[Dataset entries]

>> Start

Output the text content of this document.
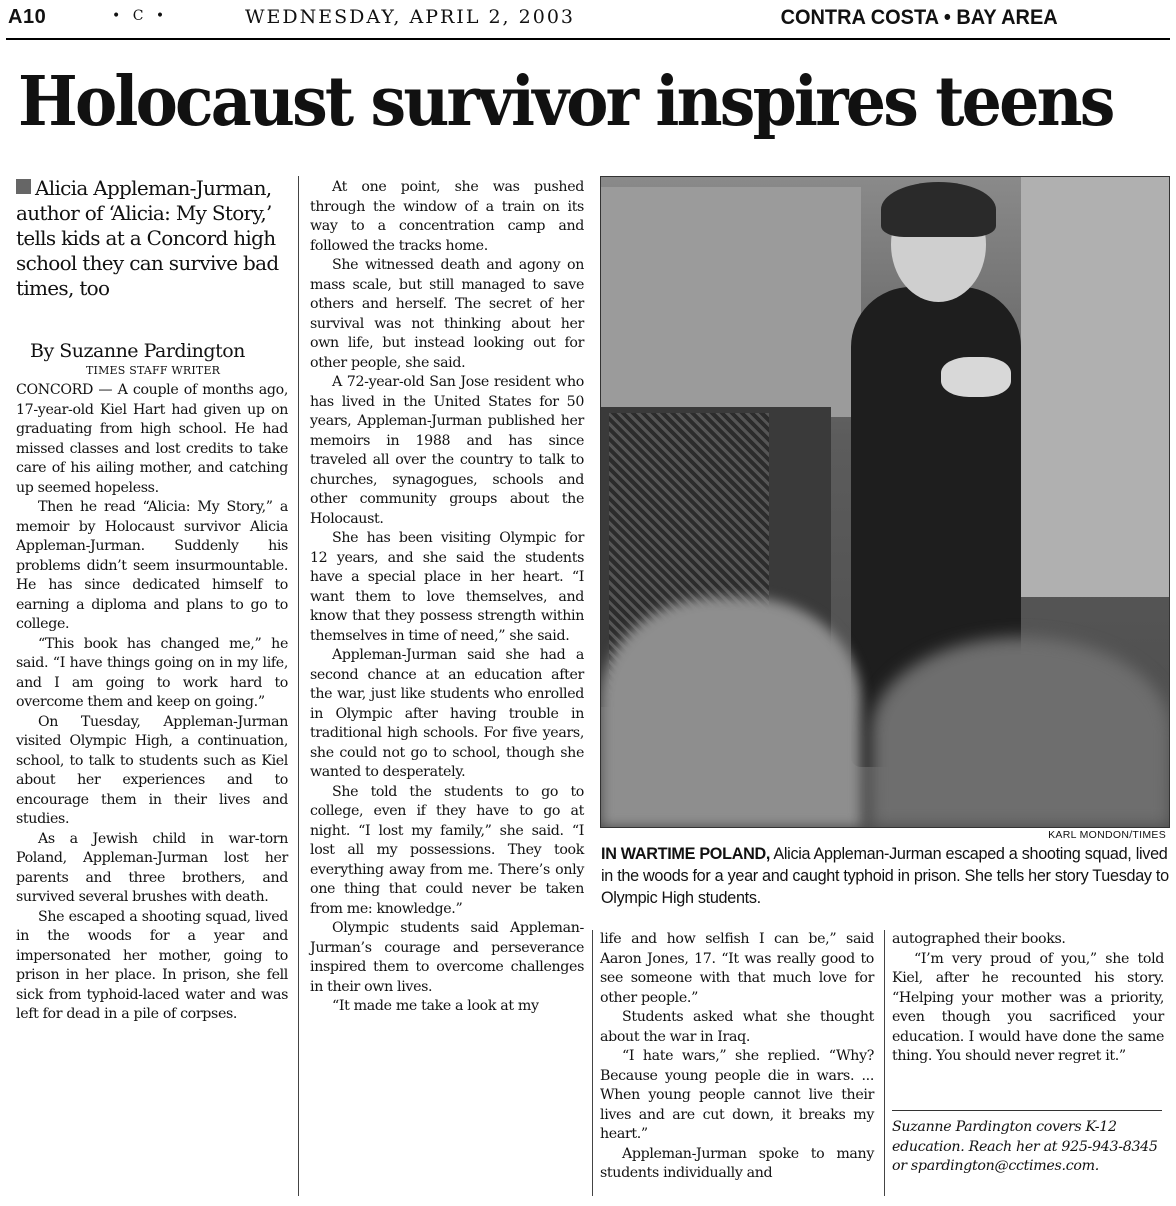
A10	• C •	WEDNESDAY, APRIL 2, 2003	CONTRA COSTA • BAY AREA
Holocaust survivor inspires teens
Alicia Appleman-Jurman, author of ‘Alicia: My Story,’ tells kids at a Concord high school they can survive bad times, too
By Suzanne Pardington
TIMES STAFF WRITER

CONCORD — A couple of months ago, 17-year-old Kiel Hart had given up on graduating from high school. He had missed classes and lost credits to take care of his ailing mother, and catching up seemed hopeless.

Then he read “Alicia: My Story,” a memoir by Holocaust survivor Alicia Appleman-Jurman. Suddenly his problems didn’t seem insurmountable. He has since dedicated himself to earning a diploma and plans to go to college.

“This book has changed me,” he said. “I have things going on in my life, and I am going to work hard to overcome them and keep on going.”

On Tuesday, Appleman-Jurman visited Olympic High, a continuation, school, to talk to students such as Kiel about her experiences and to encourage them in their lives and studies.

As a Jewish child in war-torn Poland, Appleman-Jurman lost her parents and three brothers, and survived several brushes with death.

She escaped a shooting squad, lived in the woods for a year and impersonated her mother, going to prison in her place. In prison, she fell sick from typhoid-laced water and was left for dead in a pile of corpses.

At one point, she was pushed through the window of a train on its way to a concentration camp and followed the tracks home.

She witnessed death and agony on mass scale, but still managed to save others and herself. The secret of her survival was not thinking about her own life, but instead looking out for other people, she said.

A 72-year-old San Jose resident who has lived in the United States for 50 years, Appleman-Jurman published her memoirs in 1988 and has since traveled all over the country to talk to churches, synagogues, schools and other community groups about the Holocaust.

She has been visiting Olympic for 12 years, and she said the students have a special place in her heart. “I want them to love themselves, and know that they possess strength within themselves in time of need,” she said.

Appleman-Jurman said she had a second chance at an education after the war, just like students who enrolled in Olympic after having trouble in traditional high schools. For five years, she could not go to school, though she wanted to desperately.

She told the students to go to college, even if they have to go at night. “I lost my family,” she said. “I lost all my possessions. They took everything away from me. There’s only one thing that could never be taken from me: knowledge.”

Olympic students said Appleman-Jurman’s courage and perseverance inspired them to overcome challenges in their own lives.

“It made me take a look at my

KARL MONDON/TIMES
IN WARTIME POLAND, Alicia Appleman-Jurman escaped a shooting squad, lived in the woods for a year and caught typhoid in prison. She tells her story Tuesday to Olympic High students.

life and how selfish I can be,” said Aaron Jones, 17. “It was really good to see someone with that much love for other people.”

Students asked what she thought about the war in Iraq.

“I hate wars,” she replied. “Why? Because young people die in wars. ... When young people cannot live their lives and are cut down, it breaks my heart.”

Appleman-Jurman spoke to many students individually and

autographed their books.

“I’m very proud of you,” she told Kiel, after he recounted his story. “Helping your mother was a priority, even though you sacrificed your education. I would have done the same thing. You should never regret it.”

Suzanne Pardington covers K-12 education. Reach her at 925-943-8345 or spardington@cctimes.com.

>> End

Copy out every line of the data that includes "survivor".

Holocaust survivor inspires teens
Then he read “Alicia: My Story,” a memoir by Holocaust survivor Alicia Appleman-Jurman. Suddenly his problems didn’t seem insurmountable. He has since dedicated himself to earning a diploma and plans to go to college.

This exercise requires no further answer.